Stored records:
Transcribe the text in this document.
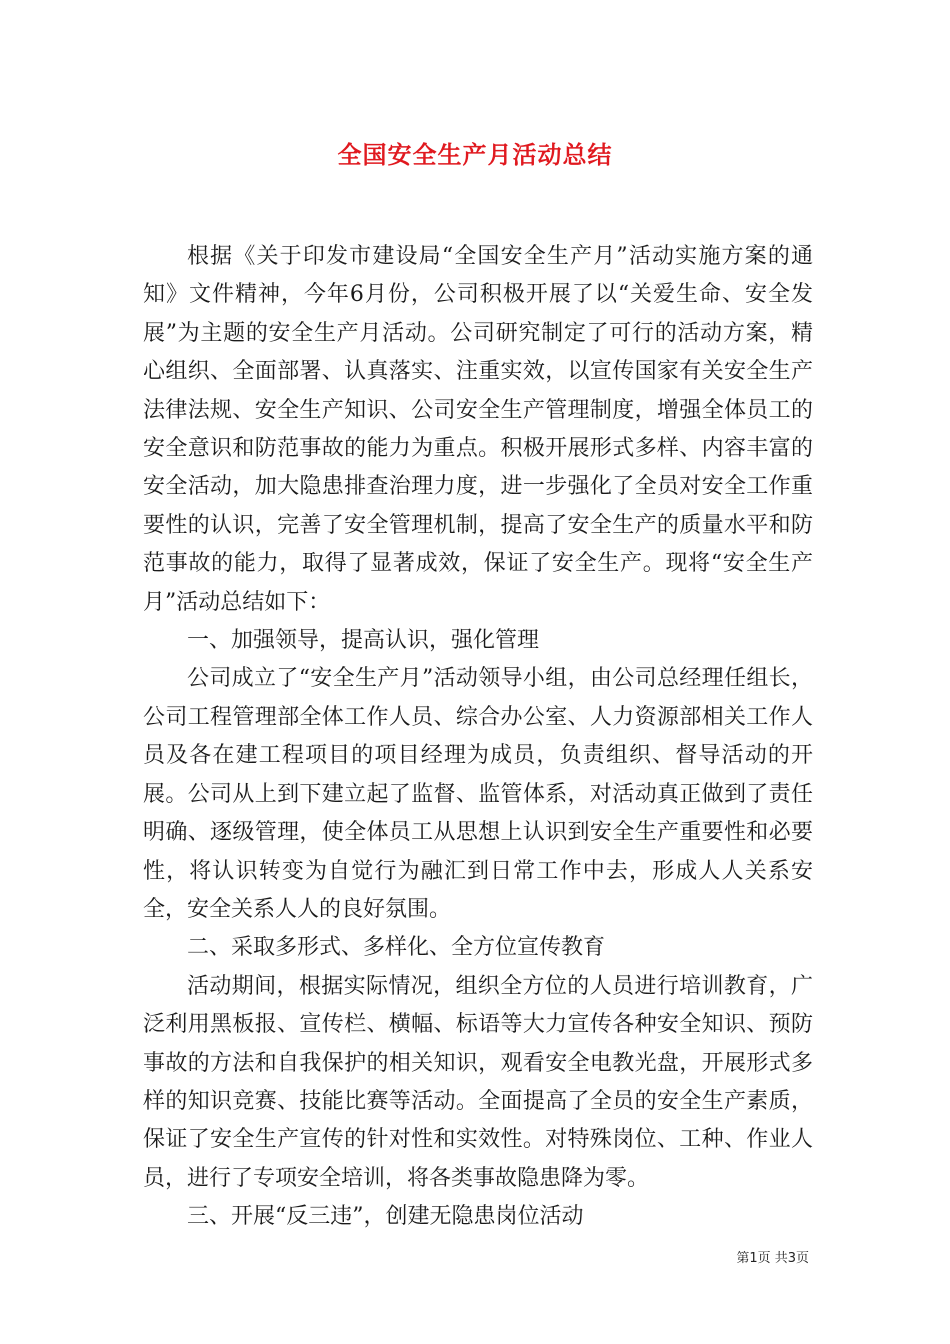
全国安全生产月活动总结

根据《关于印发市建设局“全国安全生产月”活动实施方案的通知》文件精神，今年6月份，公司积极开展了以“关爱生命、安全发展”为主题的安全生产月活动。公司研究制定了可行的活动方案，精心组织、全面部署、认真落实、注重实效，以宣传国家有关安全生产法律法规、安全生产知识、公司安全生产管理制度，增强全体员工的安全意识和防范事故的能力为重点。积极开展形式多样、内容丰富的安全活动，加大隐患排查治理力度，进一步强化了全员对安全工作重要性的认识，完善了安全管理机制，提高了安全生产的质量水平和防范事故的能力，取得了显著成效，保证了安全生产。现将“安全生产月”活动总结如下：

一、加强领导，提高认识，强化管理

公司成立了“安全生产月”活动领导小组，由公司总经理任组长，公司工程管理部全体工作人员、综合办公室、人力资源部相关工作人员及各在建工程项目的项目经理为成员，负责组织、督导活动的开展。公司从上到下建立起了监督、监管体系，对活动真正做到了责任明确、逐级管理，使全体员工从思想上认识到安全生产重要性和必要性，将认识转变为自觉行为融汇到日常工作中去，形成人人关系安全，安全关系人人的良好氛围。

二、采取多形式、多样化、全方位宣传教育

活动期间，根据实际情况，组织全方位的人员进行培训教育，广泛利用黑板报、宣传栏、横幅、标语等大力宣传各种安全知识、预防事故的方法和自我保护的相关知识，观看安全电教光盘，开展形式多样的知识竞赛、技能比赛等活动。全面提高了全员的安全生产素质，保证了安全生产宣传的针对性和实效性。对特殊岗位、工种、作业人员，进行了专项安全培训，将各类事故隐患降为零。

三、开展“反三违”，创建无隐患岗位活动

第1页 共3页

■ Job ■
Quote all the lines above exactly as given. Do not include the pictures.

■ Answer to this exercise ■
Transcribe the text in this document.
全国安全生产月活动总结

根据《关于印发市建设局“全国安全生产月”活动实施方案的通知》文件精神，今年6月份，公司积极开展了以“关爱生命、安全发展”为主题的安全生产月活动。公司研究制定了可行的活动方案，精心组织、全面部署、认真落实、注重实效，以宣传国家有关安全生产法律法规、安全生产知识、公司安全生产管理制度，增强全体员工的安全意识和防范事故的能力为重点。积极开展形式多样、内容丰富的安全活动，加大隐患排查治理力度，进一步强化了全员对安全工作重要性的认识，完善了安全管理机制，提高了安全生产的质量水平和防范事故的能力，取得了显著成效，保证了安全生产。现将“安全生产月”活动总结如下：

一、加强领导，提高认识，强化管理

公司成立了“安全生产月”活动领导小组，由公司总经理任组长，公司工程管理部全体工作人员、综合办公室、人力资源部相关工作人员及各在建工程项目的项目经理为成员，负责组织、督导活动的开展。公司从上到下建立起了监督、监管体系，对活动真正做到了责任明确、逐级管理，使全体员工从思想上认识到安全生产重要性和必要性，将认识转变为自觉行为融汇到日常工作中去，形成人人关系安全，安全关系人人的良好氛围。

二、采取多形式、多样化、全方位宣传教育

活动期间，根据实际情况，组织全方位的人员进行培训教育，广泛利用黑板报、宣传栏、横幅、标语等大力宣传各种安全知识、预防事故的方法和自我保护的相关知识，观看安全电教光盘，开展形式多样的知识竞赛、技能比赛等活动。全面提高了全员的安全生产素质，保证了安全生产宣传的针对性和实效性。对特殊岗位、工种、作业人员，进行了专项安全培训，将各类事故隐患降为零。

三、开展“反三违”，创建无隐患岗位活动

第1页 共3页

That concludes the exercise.